Provided entries:

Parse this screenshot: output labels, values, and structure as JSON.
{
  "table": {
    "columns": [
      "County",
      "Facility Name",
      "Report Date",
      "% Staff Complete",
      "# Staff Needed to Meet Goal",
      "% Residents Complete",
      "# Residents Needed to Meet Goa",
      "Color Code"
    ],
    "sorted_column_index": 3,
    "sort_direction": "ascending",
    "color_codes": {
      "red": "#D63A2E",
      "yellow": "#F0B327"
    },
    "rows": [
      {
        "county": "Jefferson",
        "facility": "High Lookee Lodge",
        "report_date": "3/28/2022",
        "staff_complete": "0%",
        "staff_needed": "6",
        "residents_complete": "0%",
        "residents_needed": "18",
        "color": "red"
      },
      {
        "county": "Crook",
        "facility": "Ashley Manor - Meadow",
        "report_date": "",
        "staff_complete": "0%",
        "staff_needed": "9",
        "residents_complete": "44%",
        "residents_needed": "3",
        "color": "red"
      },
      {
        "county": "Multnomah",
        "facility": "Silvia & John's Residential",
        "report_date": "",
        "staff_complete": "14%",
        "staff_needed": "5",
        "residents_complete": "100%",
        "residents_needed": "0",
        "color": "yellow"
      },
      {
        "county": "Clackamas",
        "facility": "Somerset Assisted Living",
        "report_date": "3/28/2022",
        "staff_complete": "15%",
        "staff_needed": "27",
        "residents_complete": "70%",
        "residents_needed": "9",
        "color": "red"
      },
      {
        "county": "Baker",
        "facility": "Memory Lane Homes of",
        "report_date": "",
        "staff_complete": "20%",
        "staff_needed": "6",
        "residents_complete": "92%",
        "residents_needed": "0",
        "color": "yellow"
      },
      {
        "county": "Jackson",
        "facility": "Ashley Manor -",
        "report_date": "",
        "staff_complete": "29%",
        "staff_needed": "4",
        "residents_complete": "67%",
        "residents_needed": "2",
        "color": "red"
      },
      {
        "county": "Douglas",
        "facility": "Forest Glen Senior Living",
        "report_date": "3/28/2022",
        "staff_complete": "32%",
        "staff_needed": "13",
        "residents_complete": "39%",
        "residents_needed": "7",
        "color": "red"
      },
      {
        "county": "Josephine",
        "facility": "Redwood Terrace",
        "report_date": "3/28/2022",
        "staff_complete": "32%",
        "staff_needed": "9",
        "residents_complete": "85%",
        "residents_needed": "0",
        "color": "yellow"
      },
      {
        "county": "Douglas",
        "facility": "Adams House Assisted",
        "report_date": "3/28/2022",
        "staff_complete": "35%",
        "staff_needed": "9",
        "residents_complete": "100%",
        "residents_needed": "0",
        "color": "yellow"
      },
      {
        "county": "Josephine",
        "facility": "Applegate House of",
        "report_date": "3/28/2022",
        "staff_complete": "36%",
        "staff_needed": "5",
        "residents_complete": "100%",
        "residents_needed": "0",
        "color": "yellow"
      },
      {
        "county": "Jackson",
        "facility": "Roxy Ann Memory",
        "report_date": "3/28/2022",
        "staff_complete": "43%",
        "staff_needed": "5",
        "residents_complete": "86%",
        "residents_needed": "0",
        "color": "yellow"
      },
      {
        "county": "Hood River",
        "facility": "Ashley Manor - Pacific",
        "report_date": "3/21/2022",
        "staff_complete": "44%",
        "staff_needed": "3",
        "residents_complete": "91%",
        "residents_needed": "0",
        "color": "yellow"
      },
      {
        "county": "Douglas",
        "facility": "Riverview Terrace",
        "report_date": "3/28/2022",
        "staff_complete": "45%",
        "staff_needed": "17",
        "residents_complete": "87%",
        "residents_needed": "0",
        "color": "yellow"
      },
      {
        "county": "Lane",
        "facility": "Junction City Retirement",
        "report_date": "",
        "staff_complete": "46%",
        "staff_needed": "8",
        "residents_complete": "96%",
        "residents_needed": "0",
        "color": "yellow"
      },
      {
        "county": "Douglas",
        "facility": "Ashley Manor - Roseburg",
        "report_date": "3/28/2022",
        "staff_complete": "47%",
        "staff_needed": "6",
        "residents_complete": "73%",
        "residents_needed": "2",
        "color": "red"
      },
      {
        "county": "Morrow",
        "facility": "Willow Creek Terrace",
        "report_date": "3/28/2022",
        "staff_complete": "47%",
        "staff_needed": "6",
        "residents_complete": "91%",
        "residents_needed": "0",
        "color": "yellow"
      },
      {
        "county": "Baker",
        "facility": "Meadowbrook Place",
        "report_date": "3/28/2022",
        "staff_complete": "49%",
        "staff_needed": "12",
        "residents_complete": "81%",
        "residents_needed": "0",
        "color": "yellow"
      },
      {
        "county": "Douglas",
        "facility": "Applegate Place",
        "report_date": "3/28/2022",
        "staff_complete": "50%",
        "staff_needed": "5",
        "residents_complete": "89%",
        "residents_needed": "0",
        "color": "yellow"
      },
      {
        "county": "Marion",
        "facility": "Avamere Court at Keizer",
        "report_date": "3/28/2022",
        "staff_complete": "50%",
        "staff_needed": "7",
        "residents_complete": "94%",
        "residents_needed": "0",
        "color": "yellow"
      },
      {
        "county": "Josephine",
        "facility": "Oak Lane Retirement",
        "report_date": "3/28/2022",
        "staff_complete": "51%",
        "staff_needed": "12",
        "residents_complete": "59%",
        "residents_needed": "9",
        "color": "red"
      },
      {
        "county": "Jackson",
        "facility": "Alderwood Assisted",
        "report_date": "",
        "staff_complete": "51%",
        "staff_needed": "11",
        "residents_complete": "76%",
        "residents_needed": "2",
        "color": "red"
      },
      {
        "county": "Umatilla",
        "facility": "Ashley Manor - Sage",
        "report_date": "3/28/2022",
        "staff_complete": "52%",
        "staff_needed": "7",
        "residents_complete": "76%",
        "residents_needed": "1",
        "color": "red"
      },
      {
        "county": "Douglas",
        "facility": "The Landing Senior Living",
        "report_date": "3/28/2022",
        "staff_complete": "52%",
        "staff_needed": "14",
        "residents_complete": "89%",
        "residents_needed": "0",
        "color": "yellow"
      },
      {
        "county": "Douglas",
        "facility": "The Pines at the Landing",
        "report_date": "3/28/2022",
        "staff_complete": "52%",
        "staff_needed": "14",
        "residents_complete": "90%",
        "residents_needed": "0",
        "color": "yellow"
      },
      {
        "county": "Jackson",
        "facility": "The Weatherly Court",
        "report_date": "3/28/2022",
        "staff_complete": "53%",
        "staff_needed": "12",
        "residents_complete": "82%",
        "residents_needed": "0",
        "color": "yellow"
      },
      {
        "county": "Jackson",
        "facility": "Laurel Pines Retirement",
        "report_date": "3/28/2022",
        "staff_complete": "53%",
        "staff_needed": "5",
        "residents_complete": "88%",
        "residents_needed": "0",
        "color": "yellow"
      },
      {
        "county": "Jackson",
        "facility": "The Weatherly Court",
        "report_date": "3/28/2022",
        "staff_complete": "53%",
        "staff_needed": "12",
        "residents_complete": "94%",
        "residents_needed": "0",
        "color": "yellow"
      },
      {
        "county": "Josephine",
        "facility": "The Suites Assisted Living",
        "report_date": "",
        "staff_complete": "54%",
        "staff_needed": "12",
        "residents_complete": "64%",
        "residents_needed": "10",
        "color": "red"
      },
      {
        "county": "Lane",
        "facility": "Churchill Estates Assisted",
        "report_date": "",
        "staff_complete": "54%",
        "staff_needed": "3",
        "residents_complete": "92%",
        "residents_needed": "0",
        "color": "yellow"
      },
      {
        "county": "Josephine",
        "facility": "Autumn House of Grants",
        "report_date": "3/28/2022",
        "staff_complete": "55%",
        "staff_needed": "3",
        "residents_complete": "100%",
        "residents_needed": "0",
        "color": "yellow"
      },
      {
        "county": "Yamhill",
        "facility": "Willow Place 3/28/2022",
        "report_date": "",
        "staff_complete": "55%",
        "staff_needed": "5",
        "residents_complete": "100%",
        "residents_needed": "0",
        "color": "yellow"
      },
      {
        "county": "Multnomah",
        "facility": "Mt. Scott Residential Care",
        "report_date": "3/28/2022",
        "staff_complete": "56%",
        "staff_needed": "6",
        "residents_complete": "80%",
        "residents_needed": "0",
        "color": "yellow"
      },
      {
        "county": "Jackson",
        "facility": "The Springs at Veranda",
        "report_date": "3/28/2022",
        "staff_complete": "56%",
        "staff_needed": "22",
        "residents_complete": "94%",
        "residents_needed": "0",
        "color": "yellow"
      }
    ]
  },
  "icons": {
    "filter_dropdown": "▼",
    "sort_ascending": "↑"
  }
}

Description of the task:
In the listing above, find the lines holding the word "Retirement" and copy them.

Response to this exercise:
        "facility": "Junction City Retirement",
        "facility": "Oak Lane Retirement",
        "facility": "Laurel Pines Retirement",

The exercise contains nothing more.